You are viewing a plain text version of this content. The canonical link for it is here.
Posted to general@lucene.apache.org by ayyanar <ay...@aspiresys.com> on 2009/01/05 18:23:35 UTC
Tokenizer Question
I need a tokenizer that tokenizes a keyword as follows: Consider an example
"President day" - this should be tokenized as "President day", "President",
"Day"
This seems to be a functionality of a keyword tokenizer and whitespace
tokenizer
Do we have any tokenizer that does this job or we need to write a custom
one?
--
View this message in context: http://www.nabble.com/Tokenizer-Question-tp21295325p21295325.html
Sent from the Lucene - General mailing list archive at Nabble.com.
Re: Tokenizer Question
Posted by Julio Oliveira <ju...@gmail.com>.
Do a while for a StringTokenized .
new StringTokenized (VarToTokenized," "); ( this return a list of tokens
with the words split by an space.
jOliveira
On Mon, Jan 5, 2009 at 7:58 PM, Steven A Rowe <sa...@syr.edu> wrote:
> Hi ayyanar,
>
> I should have mentioned in my previous email that the
> general@lucene.apache.org mailing list has very few subscribers - you'll
> get much better response on the java-user@l.a.o mailing list.
>
> On 01/05/2009 at 3:07 PM, ayyanar wrote:
> > My objective is to retain the keyword (input stream) as is a token like
> > a keyword tokenizer does and also split the keyword by whitespace and
> > maintain that tokens as a white space tokenizer does
>
> Right, ShingleFilter won't do this for you.
***
SHORT TASK A: Quote the forum thread word for word, beginning at the words "Posted to general@lucene.apache.org" and stopping after "archive at Nabble.com.".
The forum thread and the entries have no connection to each other.

(Stored records)
***
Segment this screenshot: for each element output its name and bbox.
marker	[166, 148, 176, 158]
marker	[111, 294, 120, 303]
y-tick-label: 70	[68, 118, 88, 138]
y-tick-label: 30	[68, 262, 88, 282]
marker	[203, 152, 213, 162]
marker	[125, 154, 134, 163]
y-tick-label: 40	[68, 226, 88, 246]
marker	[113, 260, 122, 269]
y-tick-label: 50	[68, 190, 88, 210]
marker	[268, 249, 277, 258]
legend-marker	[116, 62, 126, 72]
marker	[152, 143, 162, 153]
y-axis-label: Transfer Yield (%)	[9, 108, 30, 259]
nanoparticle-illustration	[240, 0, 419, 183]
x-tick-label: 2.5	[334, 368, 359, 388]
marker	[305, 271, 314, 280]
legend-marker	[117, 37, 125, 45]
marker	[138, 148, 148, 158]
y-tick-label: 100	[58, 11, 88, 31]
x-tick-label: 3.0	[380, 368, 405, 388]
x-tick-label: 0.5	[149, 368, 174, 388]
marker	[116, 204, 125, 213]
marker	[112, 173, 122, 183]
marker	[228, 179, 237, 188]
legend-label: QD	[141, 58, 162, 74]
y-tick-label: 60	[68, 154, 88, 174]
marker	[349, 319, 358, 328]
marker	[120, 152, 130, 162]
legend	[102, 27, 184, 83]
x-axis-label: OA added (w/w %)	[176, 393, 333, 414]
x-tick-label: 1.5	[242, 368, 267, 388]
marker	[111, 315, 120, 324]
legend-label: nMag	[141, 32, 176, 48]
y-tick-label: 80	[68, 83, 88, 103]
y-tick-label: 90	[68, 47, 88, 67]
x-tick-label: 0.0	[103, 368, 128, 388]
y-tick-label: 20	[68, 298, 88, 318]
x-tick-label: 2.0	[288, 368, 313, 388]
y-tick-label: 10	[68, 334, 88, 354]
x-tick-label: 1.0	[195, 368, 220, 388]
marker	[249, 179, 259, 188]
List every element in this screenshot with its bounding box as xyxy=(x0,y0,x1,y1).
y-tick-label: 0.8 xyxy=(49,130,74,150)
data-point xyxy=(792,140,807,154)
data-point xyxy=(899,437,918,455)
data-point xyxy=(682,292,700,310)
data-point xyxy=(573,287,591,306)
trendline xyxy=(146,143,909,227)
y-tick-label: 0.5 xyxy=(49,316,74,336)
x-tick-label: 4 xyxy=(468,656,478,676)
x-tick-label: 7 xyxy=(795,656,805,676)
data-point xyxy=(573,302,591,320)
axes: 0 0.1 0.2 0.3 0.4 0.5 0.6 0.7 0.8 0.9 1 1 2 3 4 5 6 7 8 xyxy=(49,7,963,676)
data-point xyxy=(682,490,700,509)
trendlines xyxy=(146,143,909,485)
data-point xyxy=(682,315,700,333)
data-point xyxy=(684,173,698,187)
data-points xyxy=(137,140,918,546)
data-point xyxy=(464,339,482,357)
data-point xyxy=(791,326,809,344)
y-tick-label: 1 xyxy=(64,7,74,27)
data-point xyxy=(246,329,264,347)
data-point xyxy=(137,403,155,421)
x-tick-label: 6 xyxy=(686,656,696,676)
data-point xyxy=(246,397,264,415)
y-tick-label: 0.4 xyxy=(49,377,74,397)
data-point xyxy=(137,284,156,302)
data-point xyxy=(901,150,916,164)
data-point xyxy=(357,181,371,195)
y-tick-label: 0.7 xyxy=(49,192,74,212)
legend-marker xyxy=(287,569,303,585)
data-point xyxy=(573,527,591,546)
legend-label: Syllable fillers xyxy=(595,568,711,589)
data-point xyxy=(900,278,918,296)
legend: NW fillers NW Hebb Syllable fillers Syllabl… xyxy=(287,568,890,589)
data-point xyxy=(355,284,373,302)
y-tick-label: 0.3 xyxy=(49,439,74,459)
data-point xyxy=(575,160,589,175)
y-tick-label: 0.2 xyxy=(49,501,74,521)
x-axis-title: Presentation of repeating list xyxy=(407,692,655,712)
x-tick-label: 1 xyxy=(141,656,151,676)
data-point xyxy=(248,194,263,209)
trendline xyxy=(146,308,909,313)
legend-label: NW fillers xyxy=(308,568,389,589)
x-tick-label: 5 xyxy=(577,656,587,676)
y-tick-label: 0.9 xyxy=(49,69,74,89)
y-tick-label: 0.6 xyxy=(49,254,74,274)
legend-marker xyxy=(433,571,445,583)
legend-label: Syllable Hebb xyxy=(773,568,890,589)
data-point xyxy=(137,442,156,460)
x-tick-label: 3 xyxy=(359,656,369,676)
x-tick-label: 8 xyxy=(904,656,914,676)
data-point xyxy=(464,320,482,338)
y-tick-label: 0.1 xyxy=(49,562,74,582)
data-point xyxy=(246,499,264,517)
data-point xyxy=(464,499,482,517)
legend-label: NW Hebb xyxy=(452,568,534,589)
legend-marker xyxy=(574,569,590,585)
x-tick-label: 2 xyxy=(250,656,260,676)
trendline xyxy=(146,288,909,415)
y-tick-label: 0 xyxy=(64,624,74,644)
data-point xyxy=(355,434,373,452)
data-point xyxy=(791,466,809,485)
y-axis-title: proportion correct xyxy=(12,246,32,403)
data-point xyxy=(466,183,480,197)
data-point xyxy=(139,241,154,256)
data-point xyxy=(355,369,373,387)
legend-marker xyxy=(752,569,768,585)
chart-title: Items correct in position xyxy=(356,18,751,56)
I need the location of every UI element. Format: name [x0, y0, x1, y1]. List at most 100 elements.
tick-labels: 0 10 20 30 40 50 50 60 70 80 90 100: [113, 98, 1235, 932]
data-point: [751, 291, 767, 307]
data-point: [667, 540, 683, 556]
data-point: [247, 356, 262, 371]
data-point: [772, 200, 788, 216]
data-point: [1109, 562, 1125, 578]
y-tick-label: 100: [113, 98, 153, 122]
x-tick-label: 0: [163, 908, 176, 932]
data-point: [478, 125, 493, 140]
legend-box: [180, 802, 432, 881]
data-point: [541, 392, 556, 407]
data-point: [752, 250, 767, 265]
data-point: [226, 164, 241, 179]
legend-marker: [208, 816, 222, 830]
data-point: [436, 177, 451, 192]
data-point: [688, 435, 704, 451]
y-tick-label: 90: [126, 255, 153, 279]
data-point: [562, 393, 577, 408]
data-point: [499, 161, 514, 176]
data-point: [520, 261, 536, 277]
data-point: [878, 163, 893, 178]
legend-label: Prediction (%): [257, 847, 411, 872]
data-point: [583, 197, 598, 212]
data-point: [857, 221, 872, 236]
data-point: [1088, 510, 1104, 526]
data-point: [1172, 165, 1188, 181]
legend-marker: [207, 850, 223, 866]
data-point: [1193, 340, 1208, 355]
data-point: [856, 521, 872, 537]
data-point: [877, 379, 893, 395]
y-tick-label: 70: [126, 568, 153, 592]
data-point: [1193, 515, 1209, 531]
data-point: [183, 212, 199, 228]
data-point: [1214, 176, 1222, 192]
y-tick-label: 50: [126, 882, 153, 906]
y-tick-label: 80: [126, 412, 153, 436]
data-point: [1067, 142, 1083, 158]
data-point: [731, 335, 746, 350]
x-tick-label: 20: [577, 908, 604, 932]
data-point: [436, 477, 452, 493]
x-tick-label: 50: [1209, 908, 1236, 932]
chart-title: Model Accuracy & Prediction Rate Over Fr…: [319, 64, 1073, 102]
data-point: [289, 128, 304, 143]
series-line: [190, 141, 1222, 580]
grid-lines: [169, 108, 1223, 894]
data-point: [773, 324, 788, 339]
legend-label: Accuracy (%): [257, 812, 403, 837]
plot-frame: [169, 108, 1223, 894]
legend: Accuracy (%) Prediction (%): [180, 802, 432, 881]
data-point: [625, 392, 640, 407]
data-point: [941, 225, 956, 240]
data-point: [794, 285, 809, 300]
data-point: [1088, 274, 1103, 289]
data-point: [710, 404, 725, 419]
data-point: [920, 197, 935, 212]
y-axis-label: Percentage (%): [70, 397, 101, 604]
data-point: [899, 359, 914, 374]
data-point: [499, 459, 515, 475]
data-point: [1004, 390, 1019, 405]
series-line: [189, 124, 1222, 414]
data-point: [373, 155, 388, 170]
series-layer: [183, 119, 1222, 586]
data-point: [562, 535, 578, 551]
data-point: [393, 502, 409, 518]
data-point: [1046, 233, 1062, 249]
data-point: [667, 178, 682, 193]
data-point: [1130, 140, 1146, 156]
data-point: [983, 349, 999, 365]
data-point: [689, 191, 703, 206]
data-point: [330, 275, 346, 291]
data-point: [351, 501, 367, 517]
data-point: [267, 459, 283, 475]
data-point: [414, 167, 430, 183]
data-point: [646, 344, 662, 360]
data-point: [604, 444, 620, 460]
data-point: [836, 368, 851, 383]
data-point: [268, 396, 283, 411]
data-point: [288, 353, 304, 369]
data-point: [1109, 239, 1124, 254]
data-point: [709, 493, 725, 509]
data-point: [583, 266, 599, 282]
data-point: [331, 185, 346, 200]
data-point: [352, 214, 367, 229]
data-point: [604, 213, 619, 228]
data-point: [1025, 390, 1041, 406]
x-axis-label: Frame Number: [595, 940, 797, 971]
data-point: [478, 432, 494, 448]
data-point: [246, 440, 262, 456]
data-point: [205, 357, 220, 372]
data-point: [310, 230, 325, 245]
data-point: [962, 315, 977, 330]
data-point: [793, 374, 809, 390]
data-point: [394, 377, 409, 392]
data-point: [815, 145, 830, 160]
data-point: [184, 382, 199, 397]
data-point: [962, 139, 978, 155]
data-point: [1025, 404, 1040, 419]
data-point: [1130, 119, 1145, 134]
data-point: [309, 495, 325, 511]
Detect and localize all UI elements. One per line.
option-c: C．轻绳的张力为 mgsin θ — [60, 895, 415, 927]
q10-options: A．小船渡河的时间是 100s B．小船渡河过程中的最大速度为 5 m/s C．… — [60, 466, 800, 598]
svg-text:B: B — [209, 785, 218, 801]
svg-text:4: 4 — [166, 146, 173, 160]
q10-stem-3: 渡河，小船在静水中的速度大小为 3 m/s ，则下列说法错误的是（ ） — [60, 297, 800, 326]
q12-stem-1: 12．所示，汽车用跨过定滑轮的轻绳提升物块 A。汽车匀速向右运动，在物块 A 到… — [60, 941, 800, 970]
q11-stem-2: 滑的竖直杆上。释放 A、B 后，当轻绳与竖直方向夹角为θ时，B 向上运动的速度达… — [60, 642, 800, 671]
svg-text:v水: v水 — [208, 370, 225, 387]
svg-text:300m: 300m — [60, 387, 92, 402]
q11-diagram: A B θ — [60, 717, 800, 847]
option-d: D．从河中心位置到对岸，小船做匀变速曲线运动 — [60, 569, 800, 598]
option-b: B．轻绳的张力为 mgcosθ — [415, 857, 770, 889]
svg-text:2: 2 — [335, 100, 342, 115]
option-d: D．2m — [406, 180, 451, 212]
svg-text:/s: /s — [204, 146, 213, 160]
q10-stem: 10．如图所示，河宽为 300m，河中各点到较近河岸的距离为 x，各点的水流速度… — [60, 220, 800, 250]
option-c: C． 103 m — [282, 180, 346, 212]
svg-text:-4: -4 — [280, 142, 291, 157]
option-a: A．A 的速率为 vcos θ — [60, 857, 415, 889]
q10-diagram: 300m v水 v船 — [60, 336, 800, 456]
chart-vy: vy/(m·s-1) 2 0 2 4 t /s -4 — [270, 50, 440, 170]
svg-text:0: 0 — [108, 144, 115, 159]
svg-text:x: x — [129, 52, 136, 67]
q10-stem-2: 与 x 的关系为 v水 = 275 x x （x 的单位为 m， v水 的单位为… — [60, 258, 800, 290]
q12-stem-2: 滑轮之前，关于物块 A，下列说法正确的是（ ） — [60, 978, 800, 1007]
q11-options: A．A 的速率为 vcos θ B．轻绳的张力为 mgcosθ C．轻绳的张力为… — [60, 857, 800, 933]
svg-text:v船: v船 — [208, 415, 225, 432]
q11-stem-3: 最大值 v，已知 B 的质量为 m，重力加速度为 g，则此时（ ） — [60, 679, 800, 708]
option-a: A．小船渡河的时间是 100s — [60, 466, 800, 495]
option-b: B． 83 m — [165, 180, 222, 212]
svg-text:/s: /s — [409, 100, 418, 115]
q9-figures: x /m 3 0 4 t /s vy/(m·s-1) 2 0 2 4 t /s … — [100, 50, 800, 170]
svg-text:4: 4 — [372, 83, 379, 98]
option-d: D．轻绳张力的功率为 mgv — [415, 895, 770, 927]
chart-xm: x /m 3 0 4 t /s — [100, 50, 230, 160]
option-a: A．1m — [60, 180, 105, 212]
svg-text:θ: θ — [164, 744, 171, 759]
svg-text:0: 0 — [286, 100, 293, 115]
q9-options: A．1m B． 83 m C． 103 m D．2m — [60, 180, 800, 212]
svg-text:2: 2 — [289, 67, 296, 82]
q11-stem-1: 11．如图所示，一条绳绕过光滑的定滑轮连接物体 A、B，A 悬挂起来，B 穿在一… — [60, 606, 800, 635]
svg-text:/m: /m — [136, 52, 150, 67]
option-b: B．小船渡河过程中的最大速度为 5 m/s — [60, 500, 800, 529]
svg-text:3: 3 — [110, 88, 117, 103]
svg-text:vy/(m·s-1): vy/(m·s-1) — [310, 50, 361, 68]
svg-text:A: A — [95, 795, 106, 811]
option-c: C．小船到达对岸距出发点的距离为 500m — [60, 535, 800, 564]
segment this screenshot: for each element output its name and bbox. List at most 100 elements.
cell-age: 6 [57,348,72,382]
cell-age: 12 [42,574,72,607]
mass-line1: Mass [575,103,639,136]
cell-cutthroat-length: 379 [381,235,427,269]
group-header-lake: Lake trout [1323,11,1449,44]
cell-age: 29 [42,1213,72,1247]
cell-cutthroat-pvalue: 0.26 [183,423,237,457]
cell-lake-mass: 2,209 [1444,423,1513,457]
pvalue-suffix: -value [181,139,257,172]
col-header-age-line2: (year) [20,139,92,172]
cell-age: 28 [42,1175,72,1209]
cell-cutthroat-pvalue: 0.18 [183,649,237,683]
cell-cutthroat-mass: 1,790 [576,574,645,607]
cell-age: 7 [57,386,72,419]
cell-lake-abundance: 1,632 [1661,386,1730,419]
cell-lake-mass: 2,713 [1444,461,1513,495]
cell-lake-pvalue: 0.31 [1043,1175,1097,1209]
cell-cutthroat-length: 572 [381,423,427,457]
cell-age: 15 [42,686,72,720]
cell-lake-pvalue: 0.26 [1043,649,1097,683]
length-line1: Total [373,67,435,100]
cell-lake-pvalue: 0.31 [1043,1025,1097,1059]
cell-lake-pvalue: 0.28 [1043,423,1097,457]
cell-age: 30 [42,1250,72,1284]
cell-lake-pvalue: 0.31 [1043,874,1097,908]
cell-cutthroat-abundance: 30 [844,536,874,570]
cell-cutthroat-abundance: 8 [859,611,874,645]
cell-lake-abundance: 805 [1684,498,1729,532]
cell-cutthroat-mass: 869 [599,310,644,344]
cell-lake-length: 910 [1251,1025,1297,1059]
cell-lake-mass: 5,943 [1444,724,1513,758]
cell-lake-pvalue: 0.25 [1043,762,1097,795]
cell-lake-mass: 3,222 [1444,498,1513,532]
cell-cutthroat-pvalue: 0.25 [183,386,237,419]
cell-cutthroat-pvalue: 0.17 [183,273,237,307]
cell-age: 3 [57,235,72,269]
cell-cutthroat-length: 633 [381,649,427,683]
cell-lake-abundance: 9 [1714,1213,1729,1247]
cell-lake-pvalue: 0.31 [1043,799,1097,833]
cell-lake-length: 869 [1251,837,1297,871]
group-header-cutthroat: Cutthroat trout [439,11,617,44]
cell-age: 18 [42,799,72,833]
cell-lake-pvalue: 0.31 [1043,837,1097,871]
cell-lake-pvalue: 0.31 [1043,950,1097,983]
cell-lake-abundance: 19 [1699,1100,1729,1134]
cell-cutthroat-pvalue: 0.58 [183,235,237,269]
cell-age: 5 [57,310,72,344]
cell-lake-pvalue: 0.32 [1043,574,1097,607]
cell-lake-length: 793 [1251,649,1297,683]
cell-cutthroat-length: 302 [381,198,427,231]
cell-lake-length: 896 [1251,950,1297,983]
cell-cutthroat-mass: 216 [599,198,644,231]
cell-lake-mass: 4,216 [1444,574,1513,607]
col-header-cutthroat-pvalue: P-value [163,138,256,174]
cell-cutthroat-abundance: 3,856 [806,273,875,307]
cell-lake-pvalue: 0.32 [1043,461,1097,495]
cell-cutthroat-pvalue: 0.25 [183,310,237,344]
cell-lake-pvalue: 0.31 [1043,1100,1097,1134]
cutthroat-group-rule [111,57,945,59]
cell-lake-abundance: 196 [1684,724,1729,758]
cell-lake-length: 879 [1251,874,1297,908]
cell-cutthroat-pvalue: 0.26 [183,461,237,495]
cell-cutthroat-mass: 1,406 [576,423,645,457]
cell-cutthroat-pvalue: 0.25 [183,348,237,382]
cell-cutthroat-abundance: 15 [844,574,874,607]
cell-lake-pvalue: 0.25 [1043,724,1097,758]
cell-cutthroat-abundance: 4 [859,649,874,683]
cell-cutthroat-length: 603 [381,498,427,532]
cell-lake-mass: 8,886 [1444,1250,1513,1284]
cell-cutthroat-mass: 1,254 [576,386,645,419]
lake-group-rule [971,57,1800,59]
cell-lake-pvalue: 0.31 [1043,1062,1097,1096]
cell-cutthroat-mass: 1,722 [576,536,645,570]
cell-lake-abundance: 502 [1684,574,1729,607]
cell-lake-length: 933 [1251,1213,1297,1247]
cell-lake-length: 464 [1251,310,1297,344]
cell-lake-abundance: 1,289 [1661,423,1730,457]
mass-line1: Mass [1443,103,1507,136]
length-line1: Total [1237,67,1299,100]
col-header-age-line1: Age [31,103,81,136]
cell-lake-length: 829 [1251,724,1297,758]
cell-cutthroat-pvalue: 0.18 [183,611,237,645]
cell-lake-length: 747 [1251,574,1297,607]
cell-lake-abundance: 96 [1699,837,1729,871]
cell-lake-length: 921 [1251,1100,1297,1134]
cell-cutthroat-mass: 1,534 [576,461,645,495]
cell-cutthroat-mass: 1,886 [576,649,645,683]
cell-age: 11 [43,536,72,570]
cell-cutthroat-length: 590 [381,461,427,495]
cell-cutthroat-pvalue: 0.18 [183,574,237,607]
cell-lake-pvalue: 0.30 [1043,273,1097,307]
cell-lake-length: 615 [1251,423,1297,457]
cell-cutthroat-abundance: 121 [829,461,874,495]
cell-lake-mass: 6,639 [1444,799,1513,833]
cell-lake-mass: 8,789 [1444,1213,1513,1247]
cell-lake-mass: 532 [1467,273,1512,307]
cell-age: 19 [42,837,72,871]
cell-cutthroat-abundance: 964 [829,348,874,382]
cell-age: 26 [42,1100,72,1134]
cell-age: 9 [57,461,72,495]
***
SHORT TASK B: Print the entries verbatim, beginning at their first line and stopping after the line that contains "List every element".

WRITTEN RESPONSE A:
Posted to general@lucene.apache.org by ayyanar <ay...@aspiresys.com> on 2009/01/05 18:23:35 UTC
Tokenizer Question
I need a tokenizer that tokenizes a keyword as follows: Consider an example
"President day" - this should be tokenized as "President day", "President",
"Day"
This seems to be a functionality of a keyword tokenizer and whitespace
tokenizer
Do we have any tokenizer that does this job or we need to write a custom
one?
--
View this message in context: http://www.nabble.com/Tokenizer-Question-tp21295325p21295325.html
Sent from the Lucene - General mailing list archive at Nabble.com.

WRITTEN RESPONSE B:
Segment this screenshot: for each element output its name and bbox.
marker	[166, 148, 176, 158]
marker	[111, 294, 120, 303]
y-tick-label: 70	[68, 118, 88, 138]
y-tick-label: 30	[68, 262, 88, 282]
marker	[203, 152, 213, 162]
marker	[125, 154, 134, 163]
y-tick-label: 40	[68, 226, 88, 246]
marker	[113, 260, 122, 269]
y-tick-label: 50	[68, 190, 88, 210]
marker	[268, 249, 277, 258]
legend-marker	[116, 62, 126, 72]
marker	[152, 143, 162, 153]
y-axis-label: Transfer Yield (%)	[9, 108, 30, 259]
nanoparticle-illustration	[240, 0, 419, 183]
x-tick-label: 2.5	[334, 368, 359, 388]
marker	[305, 271, 314, 280]
legend-marker	[117, 37, 125, 45]
marker	[138, 148, 148, 158]
y-tick-label: 100	[58, 11, 88, 31]
x-tick-label: 3.0	[380, 368, 405, 388]
x-tick-label: 0.5	[149, 368, 174, 388]
marker	[116, 204, 125, 213]
marker	[112, 173, 122, 183]
marker	[228, 179, 237, 188]
legend-label: QD	[141, 58, 162, 74]
y-tick-label: 60	[68, 154, 88, 174]
marker	[349, 319, 358, 328]
marker	[120, 152, 130, 162]
legend	[102, 27, 184, 83]
x-axis-label: OA added (w/w %)	[176, 393, 333, 414]
x-tick-label: 1.5	[242, 368, 267, 388]
marker	[111, 315, 120, 324]
legend-label: nMag	[141, 32, 176, 48]
y-tick-label: 80	[68, 83, 88, 103]
y-tick-label: 90	[68, 47, 88, 67]
x-tick-label: 0.0	[103, 368, 128, 388]
y-tick-label: 20	[68, 298, 88, 318]
x-tick-label: 2.0	[288, 368, 313, 388]
y-tick-label: 10	[68, 334, 88, 354]
x-tick-label: 1.0	[195, 368, 220, 388]
marker	[249, 179, 259, 188]
List every element in this screenshot with its bounding box as xyxy=(x0,y0,x1,y1).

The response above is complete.